_Records for the exercise_:
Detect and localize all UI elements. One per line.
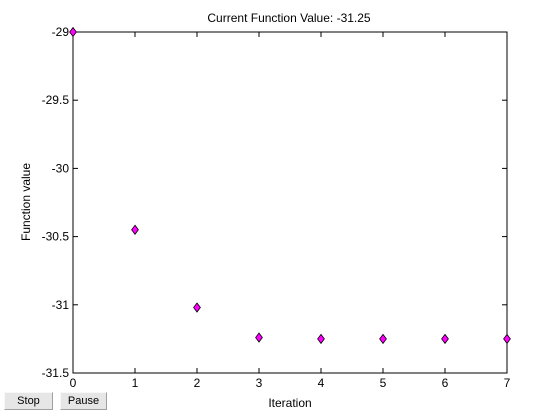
x-tick-label: 1: [132, 376, 139, 390]
data-series: [69, 26, 511, 345]
stop-button[interactable]: Stop: [4, 392, 53, 410]
y-axis: -29 -29.5 -30 -30.5 -31 -31.5: [42, 25, 507, 380]
x-tick-label: 0: [70, 376, 77, 390]
data-point-marker: [131, 224, 139, 235]
x-tick-label: 4: [318, 376, 325, 390]
data-point-marker: [441, 333, 449, 345]
data-point-marker: [379, 333, 387, 345]
x-axis-label: Iteration: [268, 396, 311, 410]
y-tick-label: -29: [52, 25, 70, 39]
x-axis: 0 1 2 3 4 5 6 7: [70, 32, 511, 390]
x-tick-label: 6: [442, 376, 449, 390]
data-point-marker: [503, 333, 511, 345]
y-tick-label: -31: [52, 298, 70, 312]
plot-area: [72, 31, 508, 374]
data-point-marker: [317, 333, 325, 345]
chart-title: Current Function Value: -31.25: [207, 11, 371, 25]
x-tick-label: 5: [380, 376, 387, 390]
y-tick-label: -29.5: [42, 93, 70, 107]
pause-button[interactable]: Pause: [60, 392, 107, 410]
x-tick-label: 2: [194, 376, 201, 390]
x-tick-label: 7: [504, 376, 511, 390]
x-tick-label: 3: [256, 376, 263, 390]
data-point-marker: [255, 332, 263, 343]
data-point-marker: [69, 26, 77, 38]
y-tick-label: -30.5: [42, 230, 70, 244]
data-point-marker: [193, 302, 201, 313]
y-tick-label: -30: [52, 161, 70, 175]
y-axis-label: Function value: [19, 163, 33, 241]
y-tick-label: -31.5: [42, 366, 70, 380]
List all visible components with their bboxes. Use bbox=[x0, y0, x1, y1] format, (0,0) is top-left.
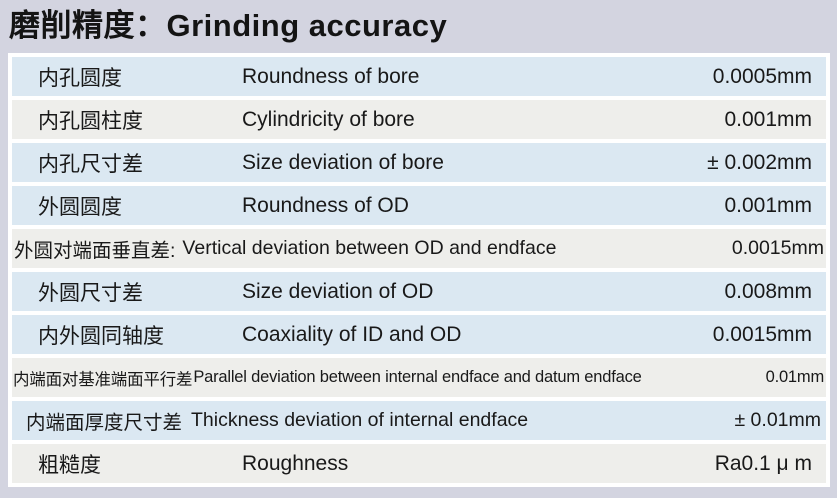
row-label-zh: 外圆圆度 bbox=[38, 195, 122, 219]
row-label-en: Vertical deviation between OD and endfac… bbox=[182, 237, 557, 259]
row-label-en: Coaxiality of ID and OD bbox=[242, 322, 462, 346]
row-label-zh: 内孔圆柱度 bbox=[38, 109, 143, 133]
table-row: 内端面对基准端面平行差 Parallel deviation between i… bbox=[12, 358, 826, 397]
table-row: 外圆对端面垂直差: Vertical deviation between OD … bbox=[12, 229, 826, 268]
table-row: 内孔圆柱度 Cylindricity of bore 0.001mm bbox=[12, 100, 826, 139]
row-label-en: Parallel deviation between internal endf… bbox=[193, 368, 642, 386]
row-label-zh: 内端面厚度尺寸差 bbox=[26, 412, 183, 434]
page-title: 磨削精度：Grinding accuracy bbox=[9, 8, 448, 43]
table-row: 内孔尺寸差 Size deviation of bore ± 0.002mm bbox=[12, 143, 826, 182]
table-row: 内孔圆度 Roundness of bore 0.0005mm bbox=[12, 57, 826, 96]
row-label-en: Thickness deviation of internal endface bbox=[191, 409, 529, 431]
row-value: 0.001mm bbox=[724, 107, 812, 131]
row-value: 0.0015mm bbox=[712, 322, 812, 346]
table-row: 外圆圆度 Roundness of OD 0.001mm bbox=[12, 186, 826, 225]
row-value: 0.001mm bbox=[724, 193, 812, 217]
row-value: ± 0.01mm bbox=[734, 409, 821, 431]
row-value: Ra0.1 μ m bbox=[714, 451, 812, 475]
table-row: 内外圆同轴度 Coaxiality of ID and OD 0.0015mm bbox=[12, 315, 826, 354]
row-label-zh: 粗糙度 bbox=[38, 453, 101, 477]
row-label-en: Roundness of OD bbox=[242, 193, 409, 217]
row-value: ± 0.002mm bbox=[707, 150, 812, 174]
row-label-en: Size deviation of OD bbox=[242, 279, 434, 303]
row-label-en: Size deviation of bore bbox=[242, 150, 444, 174]
row-label-zh: 内端面对基准端面平行差 bbox=[13, 370, 193, 389]
row-value: 0.0015mm bbox=[731, 237, 824, 259]
row-label-zh: 内孔尺寸差 bbox=[38, 152, 143, 176]
grinding-accuracy-table: 内孔圆度 Roundness of bore 0.0005mm 内孔圆柱度 Cy… bbox=[8, 53, 830, 487]
row-label-zh: 内孔圆度 bbox=[38, 66, 122, 90]
row-label-en: Roughness bbox=[242, 451, 349, 475]
table-row: 外圆尺寸差 Size deviation of OD 0.008mm bbox=[12, 272, 826, 311]
table-row: 粗糙度 Roughness Ra0.1 μ m bbox=[12, 444, 826, 483]
row-label-zh: 外圆尺寸差 bbox=[38, 281, 143, 305]
row-value: 0.008mm bbox=[724, 279, 812, 303]
table-row: 内端面厚度尺寸差 Thickness deviation of internal… bbox=[12, 401, 826, 440]
row-label-zh: 内外圆同轴度 bbox=[38, 324, 164, 348]
row-label-en: Roundness of bore bbox=[242, 64, 420, 88]
row-label-en: Cylindricity of bore bbox=[242, 107, 415, 131]
row-label-zh: 外圆对端面垂直差: bbox=[14, 240, 176, 262]
row-value: 0.01mm bbox=[765, 368, 825, 386]
row-value: 0.0005mm bbox=[712, 64, 812, 88]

_Given task_:
Begin at the line that has "row-label-zh: 外圆圆度 bbox=[38, 195, 122, 219]" and stop after the line that has "row-label-en: Thickness deviation". Give only those lines of the data again, substituting "Concentricity" for "Coaxiality" and leaving everything else unchanged.

_Output_:
row-label-zh: 外圆圆度 bbox=[38, 195, 122, 219]
row-label-en: Vertical deviation between OD and endfac… bbox=[182, 237, 557, 259]
row-label-en: Concentricity of ID and OD bbox=[242, 322, 462, 346]
row-label-zh: 内孔圆柱度 bbox=[38, 109, 143, 133]
table-row: 内端面对基准端面平行差 Parallel deviation between i… bbox=[12, 358, 826, 397]
table-row: 外圆对端面垂直差: Vertical deviation between OD … bbox=[12, 229, 826, 268]
table-row: 内孔圆柱度 Cylindricity of bore 0.001mm bbox=[12, 100, 826, 139]
row-label-en: Parallel deviation between internal endf… bbox=[193, 368, 642, 386]
row-label-zh: 内端面厚度尺寸差 bbox=[26, 412, 183, 434]
page-title: 磨削精度：Grinding accuracy bbox=[9, 8, 448, 43]
table-row: 内孔尺寸差 Size deviation of bore ± 0.002mm bbox=[12, 143, 826, 182]
table-row: 内孔圆度 Roundness of bore 0.0005mm bbox=[12, 57, 826, 96]
row-label-en: Thickness deviation of internal endface bbox=[191, 409, 529, 431]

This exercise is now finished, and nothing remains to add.